- _THE EXERCISE_
Give the number of lines in the data that contain "chevron", and nothing more.

(Part of a data file)
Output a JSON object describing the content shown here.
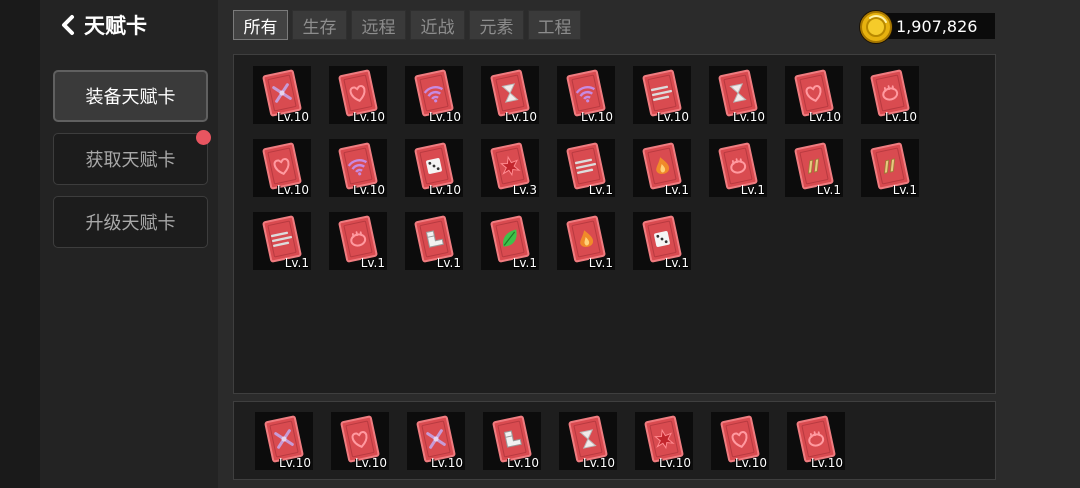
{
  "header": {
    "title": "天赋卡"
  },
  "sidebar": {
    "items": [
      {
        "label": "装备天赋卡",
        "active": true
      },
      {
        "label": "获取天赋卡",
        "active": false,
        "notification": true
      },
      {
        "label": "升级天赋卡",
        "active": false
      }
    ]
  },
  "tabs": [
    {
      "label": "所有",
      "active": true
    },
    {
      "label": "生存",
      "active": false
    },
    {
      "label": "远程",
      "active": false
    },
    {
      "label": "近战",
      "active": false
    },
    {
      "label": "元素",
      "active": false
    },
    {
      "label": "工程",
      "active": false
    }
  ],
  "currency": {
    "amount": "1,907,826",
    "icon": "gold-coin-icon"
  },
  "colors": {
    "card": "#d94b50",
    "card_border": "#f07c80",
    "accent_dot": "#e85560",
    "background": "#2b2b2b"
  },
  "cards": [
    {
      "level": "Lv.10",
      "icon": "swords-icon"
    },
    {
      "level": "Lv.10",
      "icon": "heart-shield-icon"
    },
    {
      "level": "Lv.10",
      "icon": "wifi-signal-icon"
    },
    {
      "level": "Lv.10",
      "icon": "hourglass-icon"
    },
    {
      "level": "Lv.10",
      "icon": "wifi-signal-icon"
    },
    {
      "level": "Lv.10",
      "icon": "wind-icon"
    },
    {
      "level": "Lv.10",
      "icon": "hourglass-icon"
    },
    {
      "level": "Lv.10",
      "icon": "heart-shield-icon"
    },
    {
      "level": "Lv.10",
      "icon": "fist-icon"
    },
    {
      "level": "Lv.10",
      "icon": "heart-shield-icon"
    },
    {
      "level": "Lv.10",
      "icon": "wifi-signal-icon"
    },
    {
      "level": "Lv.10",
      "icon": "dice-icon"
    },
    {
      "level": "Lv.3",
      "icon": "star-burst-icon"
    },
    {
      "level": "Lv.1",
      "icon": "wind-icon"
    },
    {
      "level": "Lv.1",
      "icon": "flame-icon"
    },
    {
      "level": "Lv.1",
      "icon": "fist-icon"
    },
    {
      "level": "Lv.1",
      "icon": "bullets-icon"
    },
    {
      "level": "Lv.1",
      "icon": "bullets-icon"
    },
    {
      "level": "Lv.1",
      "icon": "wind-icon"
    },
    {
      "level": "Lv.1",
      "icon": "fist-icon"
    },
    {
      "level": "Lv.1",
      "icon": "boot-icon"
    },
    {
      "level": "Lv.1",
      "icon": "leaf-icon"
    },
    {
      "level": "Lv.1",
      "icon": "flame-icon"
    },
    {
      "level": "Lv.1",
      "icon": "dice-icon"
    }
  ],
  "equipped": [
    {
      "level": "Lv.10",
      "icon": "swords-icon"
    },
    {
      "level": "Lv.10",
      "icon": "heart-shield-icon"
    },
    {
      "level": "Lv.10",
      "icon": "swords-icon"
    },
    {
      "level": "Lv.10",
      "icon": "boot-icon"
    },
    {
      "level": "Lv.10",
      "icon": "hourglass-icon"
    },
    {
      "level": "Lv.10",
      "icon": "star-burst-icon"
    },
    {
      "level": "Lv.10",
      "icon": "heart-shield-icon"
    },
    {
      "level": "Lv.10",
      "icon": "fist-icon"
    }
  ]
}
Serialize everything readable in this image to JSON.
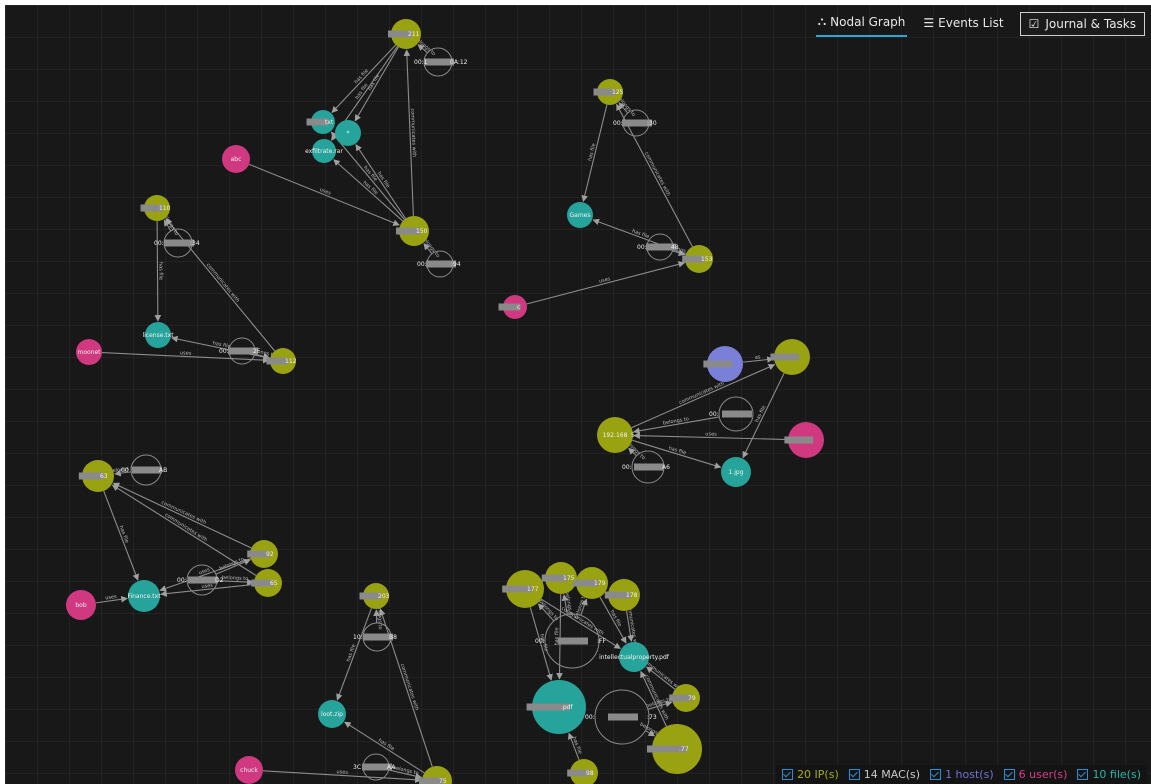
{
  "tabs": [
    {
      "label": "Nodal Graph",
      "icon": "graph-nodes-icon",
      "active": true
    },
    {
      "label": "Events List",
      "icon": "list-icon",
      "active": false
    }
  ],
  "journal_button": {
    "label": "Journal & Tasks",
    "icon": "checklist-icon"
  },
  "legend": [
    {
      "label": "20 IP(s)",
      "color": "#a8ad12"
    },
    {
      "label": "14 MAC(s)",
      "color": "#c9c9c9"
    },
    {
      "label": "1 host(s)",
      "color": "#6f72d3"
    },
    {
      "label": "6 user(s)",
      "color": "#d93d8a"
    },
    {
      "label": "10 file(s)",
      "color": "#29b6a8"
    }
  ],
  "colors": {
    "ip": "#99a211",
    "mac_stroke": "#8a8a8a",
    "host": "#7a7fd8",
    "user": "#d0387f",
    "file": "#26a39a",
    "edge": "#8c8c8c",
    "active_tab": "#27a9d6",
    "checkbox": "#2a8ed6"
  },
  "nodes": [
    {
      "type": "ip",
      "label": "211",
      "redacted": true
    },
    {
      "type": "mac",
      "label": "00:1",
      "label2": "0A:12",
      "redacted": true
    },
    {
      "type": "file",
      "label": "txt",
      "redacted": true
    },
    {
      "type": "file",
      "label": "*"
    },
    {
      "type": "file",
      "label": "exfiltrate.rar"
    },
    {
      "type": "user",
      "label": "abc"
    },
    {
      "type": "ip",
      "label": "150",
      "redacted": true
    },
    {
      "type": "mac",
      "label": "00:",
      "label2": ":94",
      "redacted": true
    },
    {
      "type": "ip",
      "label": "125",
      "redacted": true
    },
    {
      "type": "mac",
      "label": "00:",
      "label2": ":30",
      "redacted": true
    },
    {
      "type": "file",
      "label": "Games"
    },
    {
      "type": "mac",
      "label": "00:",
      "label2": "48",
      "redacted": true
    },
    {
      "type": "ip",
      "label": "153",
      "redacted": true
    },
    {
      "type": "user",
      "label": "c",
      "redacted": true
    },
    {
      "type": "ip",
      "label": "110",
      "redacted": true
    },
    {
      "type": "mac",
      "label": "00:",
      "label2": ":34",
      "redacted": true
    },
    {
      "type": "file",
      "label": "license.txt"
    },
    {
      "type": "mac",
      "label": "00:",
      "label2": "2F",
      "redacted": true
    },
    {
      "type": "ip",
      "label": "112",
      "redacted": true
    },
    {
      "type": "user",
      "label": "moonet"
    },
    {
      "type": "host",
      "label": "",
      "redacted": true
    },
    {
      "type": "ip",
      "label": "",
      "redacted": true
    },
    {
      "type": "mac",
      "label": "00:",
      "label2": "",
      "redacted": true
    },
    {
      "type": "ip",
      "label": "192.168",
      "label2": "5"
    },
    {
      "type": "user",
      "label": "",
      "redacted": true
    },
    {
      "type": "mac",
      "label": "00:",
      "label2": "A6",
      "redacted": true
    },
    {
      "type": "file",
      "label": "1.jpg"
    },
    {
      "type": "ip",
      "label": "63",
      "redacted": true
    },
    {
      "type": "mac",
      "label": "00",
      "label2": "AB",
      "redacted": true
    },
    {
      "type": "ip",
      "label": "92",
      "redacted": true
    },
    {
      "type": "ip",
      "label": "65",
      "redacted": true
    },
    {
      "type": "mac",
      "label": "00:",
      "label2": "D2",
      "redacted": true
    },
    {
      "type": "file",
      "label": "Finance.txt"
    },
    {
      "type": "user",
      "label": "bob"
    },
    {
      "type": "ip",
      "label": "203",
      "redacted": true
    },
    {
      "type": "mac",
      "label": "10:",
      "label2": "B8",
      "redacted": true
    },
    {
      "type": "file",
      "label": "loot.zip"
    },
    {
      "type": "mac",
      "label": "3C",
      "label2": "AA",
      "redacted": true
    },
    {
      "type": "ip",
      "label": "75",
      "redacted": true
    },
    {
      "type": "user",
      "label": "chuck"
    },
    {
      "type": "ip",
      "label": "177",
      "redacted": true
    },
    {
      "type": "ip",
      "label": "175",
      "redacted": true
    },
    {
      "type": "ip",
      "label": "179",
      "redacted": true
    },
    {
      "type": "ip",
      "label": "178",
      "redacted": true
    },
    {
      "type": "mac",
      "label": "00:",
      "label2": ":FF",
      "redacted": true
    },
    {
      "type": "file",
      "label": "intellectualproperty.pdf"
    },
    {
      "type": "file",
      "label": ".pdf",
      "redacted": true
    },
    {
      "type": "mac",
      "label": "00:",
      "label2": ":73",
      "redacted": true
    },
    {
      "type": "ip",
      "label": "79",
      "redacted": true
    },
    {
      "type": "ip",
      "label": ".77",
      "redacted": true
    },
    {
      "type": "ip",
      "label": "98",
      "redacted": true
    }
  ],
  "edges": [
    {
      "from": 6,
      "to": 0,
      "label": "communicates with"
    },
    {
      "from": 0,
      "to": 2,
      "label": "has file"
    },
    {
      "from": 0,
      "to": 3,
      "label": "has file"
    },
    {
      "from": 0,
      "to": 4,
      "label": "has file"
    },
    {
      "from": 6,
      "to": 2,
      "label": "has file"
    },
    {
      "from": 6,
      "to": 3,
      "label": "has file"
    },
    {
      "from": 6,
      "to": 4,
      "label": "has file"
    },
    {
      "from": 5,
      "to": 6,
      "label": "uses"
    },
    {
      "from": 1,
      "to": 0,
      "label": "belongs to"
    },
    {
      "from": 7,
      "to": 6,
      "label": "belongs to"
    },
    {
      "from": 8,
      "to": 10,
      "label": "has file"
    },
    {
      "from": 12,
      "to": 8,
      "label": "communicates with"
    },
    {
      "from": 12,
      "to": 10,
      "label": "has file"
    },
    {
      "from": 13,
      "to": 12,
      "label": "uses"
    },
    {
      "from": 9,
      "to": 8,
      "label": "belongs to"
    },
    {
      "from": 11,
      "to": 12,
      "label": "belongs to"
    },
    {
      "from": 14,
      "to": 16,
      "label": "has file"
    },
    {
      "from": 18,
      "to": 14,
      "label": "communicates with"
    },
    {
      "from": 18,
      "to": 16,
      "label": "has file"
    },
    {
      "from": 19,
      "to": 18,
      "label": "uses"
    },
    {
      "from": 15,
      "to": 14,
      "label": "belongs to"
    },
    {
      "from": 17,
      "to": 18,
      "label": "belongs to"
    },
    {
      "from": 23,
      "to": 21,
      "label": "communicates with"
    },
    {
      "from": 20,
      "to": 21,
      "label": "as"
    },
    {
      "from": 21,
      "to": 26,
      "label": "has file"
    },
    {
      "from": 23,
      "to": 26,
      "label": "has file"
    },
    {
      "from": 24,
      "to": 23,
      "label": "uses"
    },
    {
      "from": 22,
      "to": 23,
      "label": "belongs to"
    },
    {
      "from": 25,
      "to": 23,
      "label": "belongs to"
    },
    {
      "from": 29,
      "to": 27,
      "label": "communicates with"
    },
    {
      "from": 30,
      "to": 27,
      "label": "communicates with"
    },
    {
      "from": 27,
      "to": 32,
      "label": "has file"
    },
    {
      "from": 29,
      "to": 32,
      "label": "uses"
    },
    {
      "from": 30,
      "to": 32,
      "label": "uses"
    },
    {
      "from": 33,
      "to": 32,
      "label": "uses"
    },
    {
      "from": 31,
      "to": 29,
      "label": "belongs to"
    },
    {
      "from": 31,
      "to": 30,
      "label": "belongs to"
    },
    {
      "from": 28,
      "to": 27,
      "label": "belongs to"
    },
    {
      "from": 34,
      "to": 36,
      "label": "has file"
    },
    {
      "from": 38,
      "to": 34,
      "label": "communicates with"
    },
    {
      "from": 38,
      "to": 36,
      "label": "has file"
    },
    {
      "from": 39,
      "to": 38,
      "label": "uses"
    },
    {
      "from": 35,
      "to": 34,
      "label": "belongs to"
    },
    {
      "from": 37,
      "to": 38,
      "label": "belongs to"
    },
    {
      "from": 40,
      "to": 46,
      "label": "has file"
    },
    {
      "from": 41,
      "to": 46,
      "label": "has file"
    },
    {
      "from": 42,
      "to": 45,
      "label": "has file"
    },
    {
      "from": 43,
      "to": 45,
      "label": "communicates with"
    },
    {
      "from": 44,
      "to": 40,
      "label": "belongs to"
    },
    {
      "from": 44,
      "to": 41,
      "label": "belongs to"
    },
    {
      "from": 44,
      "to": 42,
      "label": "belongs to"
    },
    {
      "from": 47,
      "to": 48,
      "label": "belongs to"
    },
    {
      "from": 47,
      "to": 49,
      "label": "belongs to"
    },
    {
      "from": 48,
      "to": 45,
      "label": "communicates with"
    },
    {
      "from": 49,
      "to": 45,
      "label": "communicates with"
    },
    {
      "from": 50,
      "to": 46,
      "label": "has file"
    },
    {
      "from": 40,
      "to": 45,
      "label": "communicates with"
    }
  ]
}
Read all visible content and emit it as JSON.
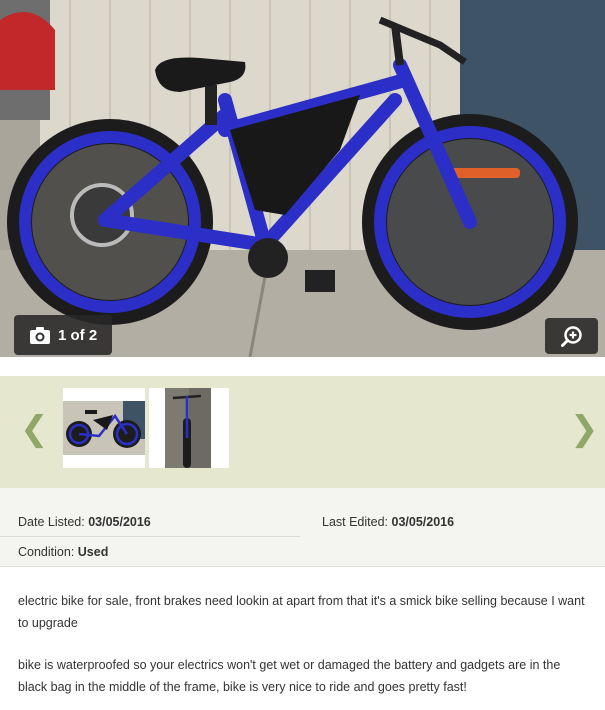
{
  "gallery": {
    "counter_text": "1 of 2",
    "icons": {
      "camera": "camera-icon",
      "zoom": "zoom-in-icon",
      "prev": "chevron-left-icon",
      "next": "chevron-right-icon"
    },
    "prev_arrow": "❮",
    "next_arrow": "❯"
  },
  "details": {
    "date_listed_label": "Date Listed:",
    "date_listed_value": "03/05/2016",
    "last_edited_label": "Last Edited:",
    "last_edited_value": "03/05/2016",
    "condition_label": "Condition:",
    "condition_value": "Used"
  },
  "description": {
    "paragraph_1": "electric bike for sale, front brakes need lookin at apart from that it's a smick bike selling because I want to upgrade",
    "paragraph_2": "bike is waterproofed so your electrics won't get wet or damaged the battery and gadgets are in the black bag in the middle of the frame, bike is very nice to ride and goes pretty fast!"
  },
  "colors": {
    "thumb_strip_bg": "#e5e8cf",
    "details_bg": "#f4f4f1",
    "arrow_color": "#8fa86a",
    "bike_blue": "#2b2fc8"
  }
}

- _ANSWER TO THE PROBLEM_
2